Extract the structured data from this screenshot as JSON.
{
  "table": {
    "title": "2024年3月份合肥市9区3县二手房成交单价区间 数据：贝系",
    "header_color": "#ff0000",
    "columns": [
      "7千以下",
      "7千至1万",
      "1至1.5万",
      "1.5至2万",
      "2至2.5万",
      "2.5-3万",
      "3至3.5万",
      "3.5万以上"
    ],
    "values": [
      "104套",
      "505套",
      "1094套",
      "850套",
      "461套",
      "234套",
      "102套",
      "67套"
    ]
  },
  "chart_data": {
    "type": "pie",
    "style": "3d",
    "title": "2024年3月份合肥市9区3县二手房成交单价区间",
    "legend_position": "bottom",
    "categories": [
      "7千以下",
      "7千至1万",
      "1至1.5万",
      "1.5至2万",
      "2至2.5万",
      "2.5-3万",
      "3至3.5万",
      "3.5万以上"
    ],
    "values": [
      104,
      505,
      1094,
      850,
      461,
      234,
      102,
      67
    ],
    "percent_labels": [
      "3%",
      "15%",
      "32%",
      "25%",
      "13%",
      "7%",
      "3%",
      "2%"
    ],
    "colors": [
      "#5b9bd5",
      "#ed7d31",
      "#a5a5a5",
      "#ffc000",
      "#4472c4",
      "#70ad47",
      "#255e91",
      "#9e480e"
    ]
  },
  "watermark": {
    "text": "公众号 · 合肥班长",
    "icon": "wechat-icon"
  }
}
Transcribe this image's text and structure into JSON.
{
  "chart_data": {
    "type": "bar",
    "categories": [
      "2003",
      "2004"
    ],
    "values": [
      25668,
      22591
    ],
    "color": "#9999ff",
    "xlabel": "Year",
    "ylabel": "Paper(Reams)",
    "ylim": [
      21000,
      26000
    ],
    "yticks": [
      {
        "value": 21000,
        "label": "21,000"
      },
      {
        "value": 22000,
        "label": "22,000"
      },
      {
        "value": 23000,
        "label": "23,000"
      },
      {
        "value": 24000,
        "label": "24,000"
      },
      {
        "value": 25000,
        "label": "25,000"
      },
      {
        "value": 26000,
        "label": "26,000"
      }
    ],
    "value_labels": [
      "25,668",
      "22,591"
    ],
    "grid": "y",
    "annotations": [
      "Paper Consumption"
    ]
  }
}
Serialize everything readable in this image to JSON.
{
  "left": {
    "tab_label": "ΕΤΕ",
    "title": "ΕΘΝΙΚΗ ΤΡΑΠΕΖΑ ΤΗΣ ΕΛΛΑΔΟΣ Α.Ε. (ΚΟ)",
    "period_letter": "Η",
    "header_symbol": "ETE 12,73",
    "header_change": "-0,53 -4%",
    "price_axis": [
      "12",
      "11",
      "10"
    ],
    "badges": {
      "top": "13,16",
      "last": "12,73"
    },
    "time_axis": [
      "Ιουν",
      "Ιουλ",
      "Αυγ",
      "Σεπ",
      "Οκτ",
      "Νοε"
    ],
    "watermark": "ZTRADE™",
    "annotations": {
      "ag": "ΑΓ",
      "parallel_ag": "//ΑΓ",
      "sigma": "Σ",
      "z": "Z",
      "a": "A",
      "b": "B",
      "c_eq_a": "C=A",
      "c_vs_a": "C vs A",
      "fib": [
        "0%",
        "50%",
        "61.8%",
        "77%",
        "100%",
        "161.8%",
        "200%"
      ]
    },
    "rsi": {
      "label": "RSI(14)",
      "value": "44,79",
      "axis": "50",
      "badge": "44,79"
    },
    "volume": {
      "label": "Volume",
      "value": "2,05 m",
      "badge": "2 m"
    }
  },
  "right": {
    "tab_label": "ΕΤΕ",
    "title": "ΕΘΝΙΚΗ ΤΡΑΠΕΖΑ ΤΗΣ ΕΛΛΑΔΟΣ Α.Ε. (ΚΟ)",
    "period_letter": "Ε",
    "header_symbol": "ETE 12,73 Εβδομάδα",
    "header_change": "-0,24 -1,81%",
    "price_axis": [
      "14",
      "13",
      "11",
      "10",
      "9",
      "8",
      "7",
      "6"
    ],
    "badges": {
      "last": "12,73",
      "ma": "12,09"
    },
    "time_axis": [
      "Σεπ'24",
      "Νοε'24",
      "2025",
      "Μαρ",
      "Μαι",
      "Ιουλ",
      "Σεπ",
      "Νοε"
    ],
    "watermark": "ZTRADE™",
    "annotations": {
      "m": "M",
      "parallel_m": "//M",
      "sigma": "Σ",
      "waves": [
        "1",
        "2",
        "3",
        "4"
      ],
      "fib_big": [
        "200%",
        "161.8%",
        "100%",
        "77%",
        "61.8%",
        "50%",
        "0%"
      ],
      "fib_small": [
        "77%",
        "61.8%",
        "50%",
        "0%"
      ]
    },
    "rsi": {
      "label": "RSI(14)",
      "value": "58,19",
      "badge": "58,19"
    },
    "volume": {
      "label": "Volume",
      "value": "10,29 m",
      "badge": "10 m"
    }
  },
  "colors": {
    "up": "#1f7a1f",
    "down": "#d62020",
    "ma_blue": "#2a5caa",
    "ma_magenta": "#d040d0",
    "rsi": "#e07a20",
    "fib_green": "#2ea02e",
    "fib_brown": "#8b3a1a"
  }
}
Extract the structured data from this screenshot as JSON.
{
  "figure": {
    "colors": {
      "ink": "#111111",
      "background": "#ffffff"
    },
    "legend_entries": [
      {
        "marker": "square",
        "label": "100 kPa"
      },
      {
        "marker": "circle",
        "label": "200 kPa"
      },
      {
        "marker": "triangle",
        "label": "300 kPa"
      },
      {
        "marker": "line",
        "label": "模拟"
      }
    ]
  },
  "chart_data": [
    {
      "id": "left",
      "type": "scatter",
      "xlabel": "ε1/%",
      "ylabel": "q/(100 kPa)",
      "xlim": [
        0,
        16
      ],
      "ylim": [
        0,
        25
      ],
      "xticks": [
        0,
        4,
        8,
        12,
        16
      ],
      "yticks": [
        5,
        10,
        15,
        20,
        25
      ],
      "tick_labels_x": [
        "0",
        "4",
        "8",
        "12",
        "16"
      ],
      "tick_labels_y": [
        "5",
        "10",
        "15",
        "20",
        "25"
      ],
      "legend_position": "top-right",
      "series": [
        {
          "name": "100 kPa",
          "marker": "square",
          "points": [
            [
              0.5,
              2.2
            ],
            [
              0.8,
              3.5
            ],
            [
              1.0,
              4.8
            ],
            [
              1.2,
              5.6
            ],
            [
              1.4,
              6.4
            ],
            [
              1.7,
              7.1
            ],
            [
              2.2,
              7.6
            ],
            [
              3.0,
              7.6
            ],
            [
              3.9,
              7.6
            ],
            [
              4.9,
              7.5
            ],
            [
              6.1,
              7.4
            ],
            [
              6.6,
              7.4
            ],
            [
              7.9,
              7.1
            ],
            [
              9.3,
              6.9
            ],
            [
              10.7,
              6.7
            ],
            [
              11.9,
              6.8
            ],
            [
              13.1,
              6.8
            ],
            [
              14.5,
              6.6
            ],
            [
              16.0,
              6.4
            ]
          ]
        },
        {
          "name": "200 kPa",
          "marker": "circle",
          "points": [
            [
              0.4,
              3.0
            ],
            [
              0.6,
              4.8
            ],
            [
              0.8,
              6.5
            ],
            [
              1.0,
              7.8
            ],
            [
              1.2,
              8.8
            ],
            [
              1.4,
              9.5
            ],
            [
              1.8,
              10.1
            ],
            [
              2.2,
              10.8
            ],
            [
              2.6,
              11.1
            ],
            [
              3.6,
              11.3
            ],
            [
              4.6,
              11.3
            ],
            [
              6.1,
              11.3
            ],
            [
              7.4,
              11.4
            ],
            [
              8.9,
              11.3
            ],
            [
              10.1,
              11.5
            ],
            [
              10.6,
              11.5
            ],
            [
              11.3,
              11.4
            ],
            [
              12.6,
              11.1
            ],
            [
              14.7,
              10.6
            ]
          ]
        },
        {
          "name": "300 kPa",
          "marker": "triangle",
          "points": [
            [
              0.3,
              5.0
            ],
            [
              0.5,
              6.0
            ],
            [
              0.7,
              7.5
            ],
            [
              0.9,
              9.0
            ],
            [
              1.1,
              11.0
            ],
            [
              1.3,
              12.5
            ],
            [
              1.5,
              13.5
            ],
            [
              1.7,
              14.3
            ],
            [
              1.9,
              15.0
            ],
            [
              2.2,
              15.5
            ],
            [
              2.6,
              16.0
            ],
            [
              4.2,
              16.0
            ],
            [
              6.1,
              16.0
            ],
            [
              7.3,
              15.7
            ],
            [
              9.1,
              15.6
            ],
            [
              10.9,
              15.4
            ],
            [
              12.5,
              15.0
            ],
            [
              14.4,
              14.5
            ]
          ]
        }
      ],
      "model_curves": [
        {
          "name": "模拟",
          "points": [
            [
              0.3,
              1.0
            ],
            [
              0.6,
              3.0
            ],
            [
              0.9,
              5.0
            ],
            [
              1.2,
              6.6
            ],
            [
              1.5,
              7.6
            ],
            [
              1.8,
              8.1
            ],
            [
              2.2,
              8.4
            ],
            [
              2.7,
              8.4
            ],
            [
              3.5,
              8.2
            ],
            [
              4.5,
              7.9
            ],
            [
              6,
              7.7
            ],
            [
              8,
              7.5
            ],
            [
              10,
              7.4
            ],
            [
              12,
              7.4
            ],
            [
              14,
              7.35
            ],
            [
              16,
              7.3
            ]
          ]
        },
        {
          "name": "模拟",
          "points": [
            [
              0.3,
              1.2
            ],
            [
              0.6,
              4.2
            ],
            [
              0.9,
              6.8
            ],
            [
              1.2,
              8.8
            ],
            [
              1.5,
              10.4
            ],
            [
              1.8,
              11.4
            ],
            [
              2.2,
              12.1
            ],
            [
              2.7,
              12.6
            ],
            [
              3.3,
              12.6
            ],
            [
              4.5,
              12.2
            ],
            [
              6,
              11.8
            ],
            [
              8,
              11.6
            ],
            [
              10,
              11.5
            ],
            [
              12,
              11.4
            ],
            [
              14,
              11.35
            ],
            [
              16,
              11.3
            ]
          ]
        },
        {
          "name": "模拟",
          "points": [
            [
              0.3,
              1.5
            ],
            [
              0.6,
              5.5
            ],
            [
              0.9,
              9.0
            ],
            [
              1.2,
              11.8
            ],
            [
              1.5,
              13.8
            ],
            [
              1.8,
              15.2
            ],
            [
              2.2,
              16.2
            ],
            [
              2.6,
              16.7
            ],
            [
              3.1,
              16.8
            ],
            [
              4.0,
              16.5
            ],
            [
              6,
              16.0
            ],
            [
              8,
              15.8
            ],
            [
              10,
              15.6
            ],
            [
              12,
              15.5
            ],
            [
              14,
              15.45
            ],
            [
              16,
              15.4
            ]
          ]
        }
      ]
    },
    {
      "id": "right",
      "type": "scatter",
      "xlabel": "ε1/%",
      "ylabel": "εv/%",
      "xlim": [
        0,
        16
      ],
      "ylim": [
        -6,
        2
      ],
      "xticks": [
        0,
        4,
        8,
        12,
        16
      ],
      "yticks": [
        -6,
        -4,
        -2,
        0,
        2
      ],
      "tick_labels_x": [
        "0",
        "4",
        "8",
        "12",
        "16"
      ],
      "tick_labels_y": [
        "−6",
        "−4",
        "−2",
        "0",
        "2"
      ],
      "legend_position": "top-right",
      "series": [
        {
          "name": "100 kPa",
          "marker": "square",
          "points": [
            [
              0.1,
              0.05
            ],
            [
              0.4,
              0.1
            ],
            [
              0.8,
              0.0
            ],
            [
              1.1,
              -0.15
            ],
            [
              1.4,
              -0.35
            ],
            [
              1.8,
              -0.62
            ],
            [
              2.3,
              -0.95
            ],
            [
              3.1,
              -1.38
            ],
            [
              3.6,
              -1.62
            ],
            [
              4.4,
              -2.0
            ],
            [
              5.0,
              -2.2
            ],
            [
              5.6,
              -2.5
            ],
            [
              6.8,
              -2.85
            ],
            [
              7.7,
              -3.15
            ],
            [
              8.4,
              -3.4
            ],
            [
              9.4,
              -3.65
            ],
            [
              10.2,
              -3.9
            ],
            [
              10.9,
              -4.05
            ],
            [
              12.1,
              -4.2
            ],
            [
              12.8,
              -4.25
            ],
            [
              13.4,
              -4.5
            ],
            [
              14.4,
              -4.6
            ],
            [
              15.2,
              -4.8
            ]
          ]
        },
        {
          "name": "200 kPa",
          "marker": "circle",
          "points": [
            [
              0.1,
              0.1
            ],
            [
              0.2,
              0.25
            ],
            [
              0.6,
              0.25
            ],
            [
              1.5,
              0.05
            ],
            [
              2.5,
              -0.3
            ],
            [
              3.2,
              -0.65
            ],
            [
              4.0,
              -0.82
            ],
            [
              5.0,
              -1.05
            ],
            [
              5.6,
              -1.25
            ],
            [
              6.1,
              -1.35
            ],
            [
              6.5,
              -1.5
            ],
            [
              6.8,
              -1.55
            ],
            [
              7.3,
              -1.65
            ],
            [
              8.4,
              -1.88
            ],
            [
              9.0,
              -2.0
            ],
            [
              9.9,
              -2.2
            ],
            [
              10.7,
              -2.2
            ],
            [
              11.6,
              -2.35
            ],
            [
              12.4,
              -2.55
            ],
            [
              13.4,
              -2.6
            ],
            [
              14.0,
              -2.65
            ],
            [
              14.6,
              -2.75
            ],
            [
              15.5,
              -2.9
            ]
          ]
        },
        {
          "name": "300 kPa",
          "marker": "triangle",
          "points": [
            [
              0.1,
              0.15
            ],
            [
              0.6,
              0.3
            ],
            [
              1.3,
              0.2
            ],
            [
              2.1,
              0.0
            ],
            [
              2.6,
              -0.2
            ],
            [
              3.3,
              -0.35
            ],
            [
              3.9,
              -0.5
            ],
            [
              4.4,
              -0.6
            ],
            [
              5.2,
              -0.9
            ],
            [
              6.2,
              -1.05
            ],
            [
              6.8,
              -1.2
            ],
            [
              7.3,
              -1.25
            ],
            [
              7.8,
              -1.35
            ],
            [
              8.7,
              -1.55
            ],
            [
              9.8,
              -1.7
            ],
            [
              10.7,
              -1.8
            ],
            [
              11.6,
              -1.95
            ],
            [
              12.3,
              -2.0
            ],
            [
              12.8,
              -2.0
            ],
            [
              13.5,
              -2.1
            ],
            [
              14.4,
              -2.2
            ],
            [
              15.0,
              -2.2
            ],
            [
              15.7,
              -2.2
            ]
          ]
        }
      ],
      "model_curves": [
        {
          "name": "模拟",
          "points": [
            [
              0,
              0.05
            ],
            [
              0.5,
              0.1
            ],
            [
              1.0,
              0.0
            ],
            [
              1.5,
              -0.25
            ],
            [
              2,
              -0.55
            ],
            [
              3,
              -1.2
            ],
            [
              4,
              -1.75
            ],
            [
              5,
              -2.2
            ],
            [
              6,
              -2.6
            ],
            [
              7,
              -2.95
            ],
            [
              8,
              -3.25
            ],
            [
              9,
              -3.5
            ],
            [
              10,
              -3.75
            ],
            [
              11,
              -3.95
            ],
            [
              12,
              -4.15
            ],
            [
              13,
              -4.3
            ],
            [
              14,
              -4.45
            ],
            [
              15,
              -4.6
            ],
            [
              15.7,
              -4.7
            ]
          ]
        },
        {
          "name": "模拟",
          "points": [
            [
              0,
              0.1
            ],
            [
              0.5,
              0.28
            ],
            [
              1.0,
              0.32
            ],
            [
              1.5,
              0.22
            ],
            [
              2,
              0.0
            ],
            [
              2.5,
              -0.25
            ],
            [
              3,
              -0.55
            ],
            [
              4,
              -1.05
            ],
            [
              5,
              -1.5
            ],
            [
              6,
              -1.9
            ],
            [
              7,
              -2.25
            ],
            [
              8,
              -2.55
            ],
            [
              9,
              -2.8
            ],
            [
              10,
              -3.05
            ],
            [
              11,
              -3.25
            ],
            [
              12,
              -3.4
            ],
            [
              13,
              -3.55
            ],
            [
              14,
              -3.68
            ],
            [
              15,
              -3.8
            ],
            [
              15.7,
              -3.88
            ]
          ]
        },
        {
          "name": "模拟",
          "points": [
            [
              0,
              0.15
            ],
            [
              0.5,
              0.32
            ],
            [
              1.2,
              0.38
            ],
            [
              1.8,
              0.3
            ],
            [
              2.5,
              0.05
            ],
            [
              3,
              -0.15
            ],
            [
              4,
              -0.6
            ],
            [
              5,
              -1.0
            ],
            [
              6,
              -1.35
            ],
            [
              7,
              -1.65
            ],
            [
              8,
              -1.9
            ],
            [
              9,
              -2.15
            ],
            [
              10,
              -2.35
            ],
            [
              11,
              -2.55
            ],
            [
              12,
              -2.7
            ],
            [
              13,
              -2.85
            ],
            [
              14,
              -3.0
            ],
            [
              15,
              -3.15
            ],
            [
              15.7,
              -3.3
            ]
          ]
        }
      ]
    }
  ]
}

§ Your objective:
Gather each line that holds "image".

§ Response to the exercise:
Transcribe this image's text and structure into JSON.
Serialize everything readable in this image to JSON.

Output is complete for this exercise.